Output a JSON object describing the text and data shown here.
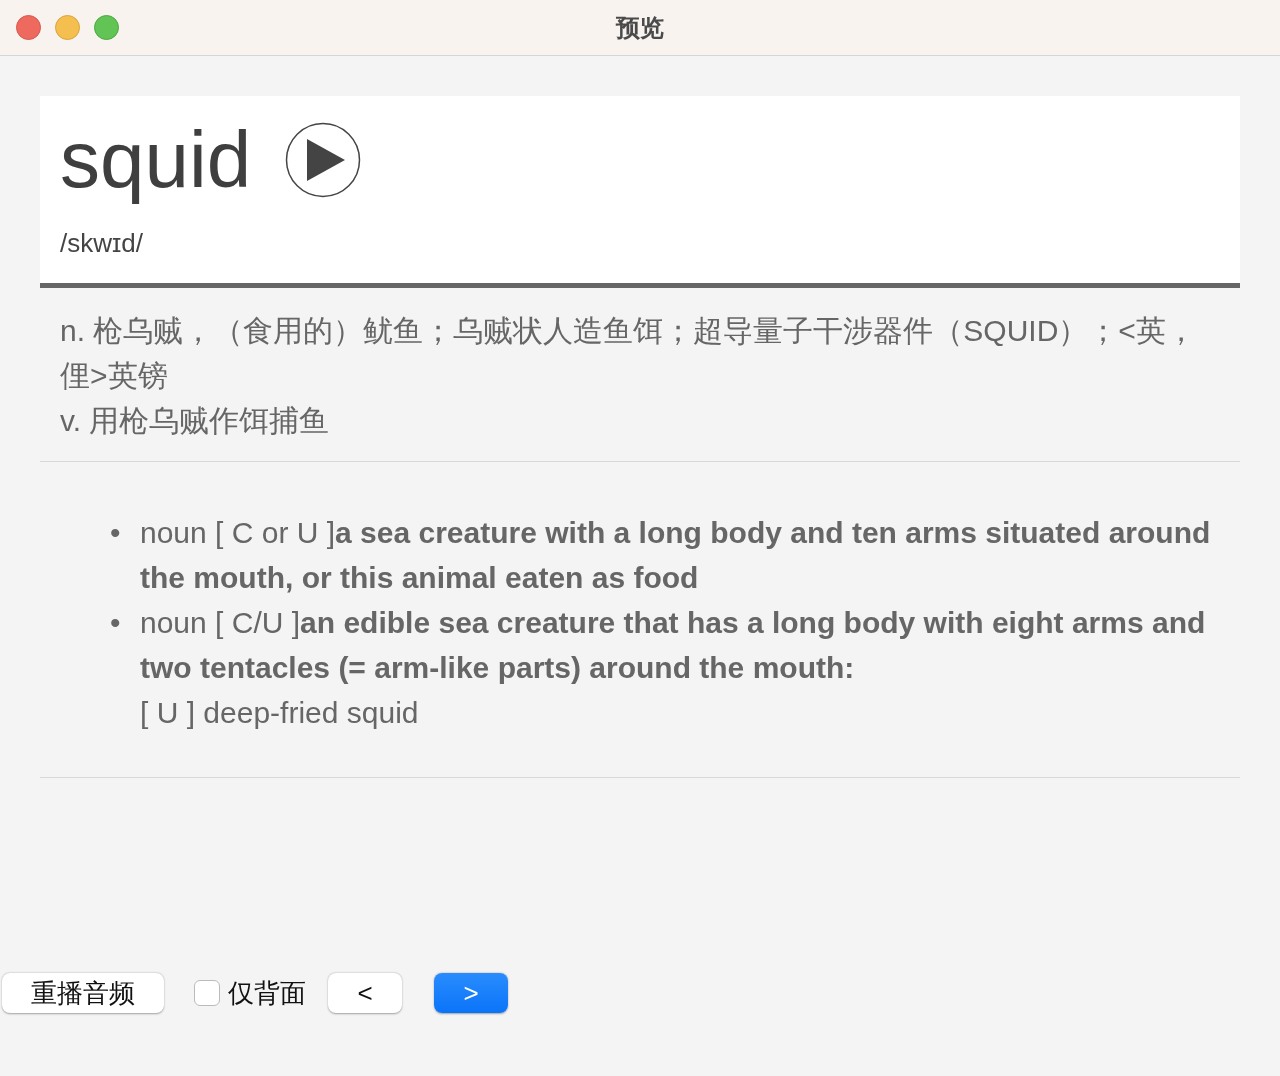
{
  "window": {
    "title": "预览"
  },
  "entry": {
    "word": "squid",
    "phonetic": "/skwɪd/"
  },
  "meanings": [
    "n. 枪乌贼，（食用的）鱿鱼；乌贼状人造鱼饵；超导量子干涉器件（SQUID）；<英，俚>英镑",
    "v. 用枪乌贼作饵捕鱼"
  ],
  "definitions": [
    {
      "bullet": "•",
      "text": "noun [ C or U ]**a sea creature with a long body and ten arms situated around the mouth, or this animal eaten as food**"
    },
    {
      "bullet": "•",
      "text": "noun [ C/U ]**an edible sea creature that has a long body with eight arms and two tentacles (= arm-like parts) around the mouth:**",
      "example": "[ U ] deep-fried squid"
    }
  ],
  "footer": {
    "replay_button": "重播音频",
    "back_only": {
      "label": "仅背面",
      "checked": false
    },
    "nav_buttons": [
      {
        "label": "<",
        "kind": "default"
      },
      {
        "label": ">",
        "kind": "primary"
      }
    ]
  }
}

==========

§ WHAT IS EXPECTED: Pictures in the records above should not be copied. Repeat everything else exactly.

§ WRITTEN SOLUTION:
Output a JSON object describing the text and data shown here.
{
  "window": {
    "title": "预览"
  },
  "entry": {
    "word": "squid",
    "phonetic": "/skwɪd/"
  },
  "meanings": [
    "n. 枪乌贼，（食用的）鱿鱼；乌贼状人造鱼饵；超导量子干涉器件（SQUID）；<英，俚>英镑",
    "v. 用枪乌贼作饵捕鱼"
  ],
  "definitions": [
    {
      "bullet": "•",
      "text": "noun [ C or U ]**a sea creature with a long body and ten arms situated around the mouth, or this animal eaten as food**"
    },
    {
      "bullet": "•",
      "text": "noun [ C/U ]**an edible sea creature that has a long body with eight arms and two tentacles (= arm-like parts) around the mouth:**",
      "example": "[ U ] deep-fried squid"
    }
  ],
  "footer": {
    "replay_button": "重播音频",
    "back_only": {
      "label": "仅背面",
      "checked": false
    },
    "nav_buttons": [
      {
        "label": "<",
        "kind": "default"
      },
      {
        "label": ">",
        "kind": "primary"
      }
    ]
  }
}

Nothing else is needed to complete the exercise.